#### INSTRUCTIONS TO FOLLOW
Reproduce all of the listing below without alteration.

#### TASK DATA
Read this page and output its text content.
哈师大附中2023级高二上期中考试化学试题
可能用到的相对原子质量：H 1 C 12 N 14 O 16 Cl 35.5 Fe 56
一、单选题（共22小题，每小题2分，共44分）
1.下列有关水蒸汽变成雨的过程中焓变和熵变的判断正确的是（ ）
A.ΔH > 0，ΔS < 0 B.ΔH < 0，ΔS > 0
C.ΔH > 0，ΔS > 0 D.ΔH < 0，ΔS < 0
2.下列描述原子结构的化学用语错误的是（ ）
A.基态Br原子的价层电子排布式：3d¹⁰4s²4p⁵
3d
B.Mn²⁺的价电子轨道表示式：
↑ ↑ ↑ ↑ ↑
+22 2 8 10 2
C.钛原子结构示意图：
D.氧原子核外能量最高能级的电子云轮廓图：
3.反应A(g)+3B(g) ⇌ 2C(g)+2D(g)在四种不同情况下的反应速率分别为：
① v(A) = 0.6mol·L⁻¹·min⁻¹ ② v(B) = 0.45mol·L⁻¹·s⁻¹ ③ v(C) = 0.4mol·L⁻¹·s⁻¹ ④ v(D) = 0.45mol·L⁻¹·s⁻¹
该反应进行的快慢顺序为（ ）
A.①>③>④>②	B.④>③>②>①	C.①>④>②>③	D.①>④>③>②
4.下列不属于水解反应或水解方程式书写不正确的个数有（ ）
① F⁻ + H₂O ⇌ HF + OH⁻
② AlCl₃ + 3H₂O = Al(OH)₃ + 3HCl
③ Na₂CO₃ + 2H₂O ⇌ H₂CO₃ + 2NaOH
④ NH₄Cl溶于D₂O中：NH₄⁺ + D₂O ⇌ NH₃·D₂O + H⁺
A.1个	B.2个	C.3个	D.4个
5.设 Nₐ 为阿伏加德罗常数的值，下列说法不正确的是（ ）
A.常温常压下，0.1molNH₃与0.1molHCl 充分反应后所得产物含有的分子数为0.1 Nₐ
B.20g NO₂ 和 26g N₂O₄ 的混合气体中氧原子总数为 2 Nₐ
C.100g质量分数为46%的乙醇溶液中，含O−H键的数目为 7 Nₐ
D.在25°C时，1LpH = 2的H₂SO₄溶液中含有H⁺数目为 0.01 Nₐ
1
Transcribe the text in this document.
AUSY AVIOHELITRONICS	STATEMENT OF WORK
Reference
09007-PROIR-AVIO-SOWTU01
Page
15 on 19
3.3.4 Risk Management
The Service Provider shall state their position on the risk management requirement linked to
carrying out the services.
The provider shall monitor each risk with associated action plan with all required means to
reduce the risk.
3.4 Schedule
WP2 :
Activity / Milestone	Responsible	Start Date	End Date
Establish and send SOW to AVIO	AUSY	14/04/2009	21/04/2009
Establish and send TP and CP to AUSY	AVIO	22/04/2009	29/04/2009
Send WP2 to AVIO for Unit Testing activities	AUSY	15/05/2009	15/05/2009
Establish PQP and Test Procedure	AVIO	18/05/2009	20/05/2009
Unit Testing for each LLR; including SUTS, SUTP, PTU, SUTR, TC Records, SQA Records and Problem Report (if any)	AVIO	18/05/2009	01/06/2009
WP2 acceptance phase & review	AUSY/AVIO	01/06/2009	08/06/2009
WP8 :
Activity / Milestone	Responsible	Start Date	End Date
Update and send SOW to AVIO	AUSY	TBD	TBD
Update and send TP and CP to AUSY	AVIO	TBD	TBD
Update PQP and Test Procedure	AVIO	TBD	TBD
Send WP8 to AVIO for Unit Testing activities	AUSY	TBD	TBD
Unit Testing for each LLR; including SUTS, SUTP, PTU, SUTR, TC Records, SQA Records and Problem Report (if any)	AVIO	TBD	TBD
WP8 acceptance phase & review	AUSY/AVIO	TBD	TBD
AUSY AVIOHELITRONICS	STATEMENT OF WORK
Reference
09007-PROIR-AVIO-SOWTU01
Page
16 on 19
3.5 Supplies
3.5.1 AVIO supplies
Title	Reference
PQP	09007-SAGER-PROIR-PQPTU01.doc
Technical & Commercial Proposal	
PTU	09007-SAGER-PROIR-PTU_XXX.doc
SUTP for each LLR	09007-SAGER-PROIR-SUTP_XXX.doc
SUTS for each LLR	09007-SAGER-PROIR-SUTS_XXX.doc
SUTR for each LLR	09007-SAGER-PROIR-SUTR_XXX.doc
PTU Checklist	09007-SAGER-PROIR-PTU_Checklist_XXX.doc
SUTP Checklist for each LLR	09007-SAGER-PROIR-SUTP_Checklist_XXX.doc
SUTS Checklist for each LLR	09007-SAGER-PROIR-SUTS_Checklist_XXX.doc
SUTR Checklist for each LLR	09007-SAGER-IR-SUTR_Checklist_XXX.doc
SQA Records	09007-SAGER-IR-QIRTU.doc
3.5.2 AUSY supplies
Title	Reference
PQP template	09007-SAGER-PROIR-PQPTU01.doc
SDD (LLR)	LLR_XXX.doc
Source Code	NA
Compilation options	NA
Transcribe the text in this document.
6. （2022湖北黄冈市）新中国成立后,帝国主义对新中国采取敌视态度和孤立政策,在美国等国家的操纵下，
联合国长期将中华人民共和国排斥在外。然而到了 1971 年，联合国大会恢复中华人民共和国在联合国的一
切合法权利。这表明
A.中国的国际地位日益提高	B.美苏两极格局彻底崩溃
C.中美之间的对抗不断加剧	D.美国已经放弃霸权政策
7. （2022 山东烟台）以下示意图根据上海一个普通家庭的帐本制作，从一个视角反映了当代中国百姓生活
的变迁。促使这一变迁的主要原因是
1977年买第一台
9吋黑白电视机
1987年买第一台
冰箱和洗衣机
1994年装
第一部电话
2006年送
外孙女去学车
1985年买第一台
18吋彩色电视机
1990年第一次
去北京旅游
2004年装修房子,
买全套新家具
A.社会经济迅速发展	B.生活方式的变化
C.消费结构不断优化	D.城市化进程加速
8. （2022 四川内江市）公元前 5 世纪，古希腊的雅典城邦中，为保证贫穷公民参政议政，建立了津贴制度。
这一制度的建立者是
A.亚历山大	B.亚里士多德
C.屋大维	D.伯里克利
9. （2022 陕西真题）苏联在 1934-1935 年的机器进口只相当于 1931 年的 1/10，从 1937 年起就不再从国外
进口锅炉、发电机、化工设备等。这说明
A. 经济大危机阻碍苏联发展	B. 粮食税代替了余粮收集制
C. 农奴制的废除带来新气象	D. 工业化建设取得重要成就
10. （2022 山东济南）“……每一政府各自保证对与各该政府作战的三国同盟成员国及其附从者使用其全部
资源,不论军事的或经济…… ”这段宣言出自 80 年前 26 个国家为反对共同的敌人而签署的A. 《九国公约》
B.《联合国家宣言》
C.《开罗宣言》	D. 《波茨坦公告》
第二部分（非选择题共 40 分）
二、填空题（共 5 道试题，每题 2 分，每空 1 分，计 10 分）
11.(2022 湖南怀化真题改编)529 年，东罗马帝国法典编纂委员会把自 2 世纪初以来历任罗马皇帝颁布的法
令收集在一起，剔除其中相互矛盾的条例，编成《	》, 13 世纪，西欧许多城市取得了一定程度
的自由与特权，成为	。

#### PROBLEM SOLUTION
Read this page and output its text content.
哈师大附中2023级高二上期中考试化学试题
可能用到的相对原子质量：H 1 C 12 N 14 O 16 Cl 35.5 Fe 56
一、单选题（共22小题，每小题2分，共44分）
1.下列有关水蒸汽变成雨的过程中焓变和熵变的判断正确的是（ ）
A.ΔH > 0，ΔS < 0 B.ΔH < 0，ΔS > 0
C.ΔH > 0，ΔS > 0 D.ΔH < 0，ΔS < 0
2.下列描述原子结构的化学用语错误的是（ ）
A.基态Br原子的价层电子排布式：3d¹⁰4s²4p⁵
3d
B.Mn²⁺的价电子轨道表示式：
↑ ↑ ↑ ↑ ↑
+22 2 8 10 2
C.钛原子结构示意图：
D.氧原子核外能量最高能级的电子云轮廓图：
3.反应A(g)+3B(g) ⇌ 2C(g)+2D(g)在四种不同情况下的反应速率分别为：
① v(A) = 0.6mol·L⁻¹·min⁻¹ ② v(B) = 0.45mol·L⁻¹·s⁻¹ ③ v(C) = 0.4mol·L⁻¹·s⁻¹ ④ v(D) = 0.45mol·L⁻¹·s⁻¹
该反应进行的快慢顺序为（ ）
A.①>③>④>②	B.④>③>②>①	C.①>④>②>③	D.①>④>③>②
4.下列不属于水解反应或水解方程式书写不正确的个数有（ ）
① F⁻ + H₂O ⇌ HF + OH⁻
② AlCl₃ + 3H₂O = Al(OH)₃ + 3HCl
③ Na₂CO₃ + 2H₂O ⇌ H₂CO₃ + 2NaOH
④ NH₄Cl溶于D₂O中：NH₄⁺ + D₂O ⇌ NH₃·D₂O + H⁺
A.1个	B.2个	C.3个	D.4个
5.设 Nₐ 为阿伏加德罗常数的值，下列说法不正确的是（ ）
A.常温常压下，0.1molNH₃与0.1molHCl 充分反应后所得产物含有的分子数为0.1 Nₐ
B.20g NO₂ 和 26g N₂O₄ 的混合气体中氧原子总数为 2 Nₐ
C.100g质量分数为46%的乙醇溶液中，含O−H键的数目为 7 Nₐ
D.在25°C时，1LpH = 2的H₂SO₄溶液中含有H⁺数目为 0.01 Nₐ
1
Transcribe the text in this document.
AUSY AVIOHELITRONICS	STATEMENT OF WORK
Reference
09007-PROIR-AVIO-SOWTU01
Page
15 on 19
3.3.4 Risk Management
The Service Provider shall state their position on the risk management requirement linked to
carrying out the services.
The provider shall monitor each risk with associated action plan with all required means to
reduce the risk.
3.4 Schedule
WP2 :
Activity / Milestone	Responsible	Start Date	End Date
Establish and send SOW to AVIO	AUSY	14/04/2009	21/04/2009
Establish and send TP and CP to AUSY	AVIO	22/04/2009	29/04/2009
Send WP2 to AVIO for Unit Testing activities	AUSY	15/05/2009	15/05/2009
Establish PQP and Test Procedure	AVIO	18/05/2009	20/05/2009
Unit Testing for each LLR; including SUTS, SUTP, PTU, SUTR, TC Records, SQA Records and Problem Report (if any)	AVIO	18/05/2009	01/06/2009
WP2 acceptance phase & review	AUSY/AVIO	01/06/2009	08/06/2009
WP8 :
Activity / Milestone	Responsible	Start Date	End Date
Update and send SOW to AVIO	AUSY	TBD	TBD
Update and send TP and CP to AUSY	AVIO	TBD	TBD
Update PQP and Test Procedure	AVIO	TBD	TBD
Send WP8 to AVIO for Unit Testing activities	AUSY	TBD	TBD
Unit Testing for each LLR; including SUTS, SUTP, PTU, SUTR, TC Records, SQA Records and Problem Report (if any)	AVIO	TBD	TBD
WP8 acceptance phase & review	AUSY/AVIO	TBD	TBD
AUSY AVIOHELITRONICS	STATEMENT OF WORK
Reference
09007-PROIR-AVIO-SOWTU01
Page
16 on 19
3.5 Supplies
3.5.1 AVIO supplies
Title	Reference
PQP	09007-SAGER-PROIR-PQPTU01.doc
Technical & Commercial Proposal	
PTU	09007-SAGER-PROIR-PTU_XXX.doc
SUTP for each LLR	09007-SAGER-PROIR-SUTP_XXX.doc
SUTS for each LLR	09007-SAGER-PROIR-SUTS_XXX.doc
SUTR for each LLR	09007-SAGER-PROIR-SUTR_XXX.doc
PTU Checklist	09007-SAGER-PROIR-PTU_Checklist_XXX.doc
SUTP Checklist for each LLR	09007-SAGER-PROIR-SUTP_Checklist_XXX.doc
SUTS Checklist for each LLR	09007-SAGER-PROIR-SUTS_Checklist_XXX.doc
SUTR Checklist for each LLR	09007-SAGER-IR-SUTR_Checklist_XXX.doc
SQA Records	09007-SAGER-IR-QIRTU.doc
3.5.2 AUSY supplies
Title	Reference
PQP template	09007-SAGER-PROIR-PQPTU01.doc
SDD (LLR)	LLR_XXX.doc
Source Code	NA
Compilation options	NA
Transcribe the text in this document.
6. （2022湖北黄冈市）新中国成立后,帝国主义对新中国采取敌视态度和孤立政策,在美国等国家的操纵下，
联合国长期将中华人民共和国排斥在外。然而到了 1971 年，联合国大会恢复中华人民共和国在联合国的一
切合法权利。这表明
A.中国的国际地位日益提高	B.美苏两极格局彻底崩溃
C.中美之间的对抗不断加剧	D.美国已经放弃霸权政策
7. （2022 山东烟台）以下示意图根据上海一个普通家庭的帐本制作，从一个视角反映了当代中国百姓生活
的变迁。促使这一变迁的主要原因是
1977年买第一台
9吋黑白电视机
1987年买第一台
冰箱和洗衣机
1994年装
第一部电话
2006年送
外孙女去学车
1985年买第一台
18吋彩色电视机
1990年第一次
去北京旅游
2004年装修房子,
买全套新家具
A.社会经济迅速发展	B.生活方式的变化
C.消费结构不断优化	D.城市化进程加速
8. （2022 四川内江市）公元前 5 世纪，古希腊的雅典城邦中，为保证贫穷公民参政议政，建立了津贴制度。
这一制度的建立者是
A.亚历山大	B.亚里士多德
C.屋大维	D.伯里克利
9. （2022 陕西真题）苏联在 1934-1935 年的机器进口只相当于 1931 年的 1/10，从 1937 年起就不再从国外
进口锅炉、发电机、化工设备等。这说明
A. 经济大危机阻碍苏联发展	B. 粮食税代替了余粮收集制
C. 农奴制的废除带来新气象	D. 工业化建设取得重要成就
10. （2022 山东济南）“……每一政府各自保证对与各该政府作战的三国同盟成员国及其附从者使用其全部
资源,不论军事的或经济…… ”这段宣言出自 80 年前 26 个国家为反对共同的敌人而签署的A. 《九国公约》
B.《联合国家宣言》
C.《开罗宣言》	D. 《波茨坦公告》
第二部分（非选择题共 40 分）
二、填空题（共 5 道试题，每题 2 分，每空 1 分，计 10 分）
11.(2022 湖南怀化真题改编)529 年，东罗马帝国法典编纂委员会把自 2 世纪初以来历任罗马皇帝颁布的法
令收集在一起，剔除其中相互矛盾的条例，编成《	》, 13 世纪，西欧许多城市取得了一定程度
的自由与特权，成为	。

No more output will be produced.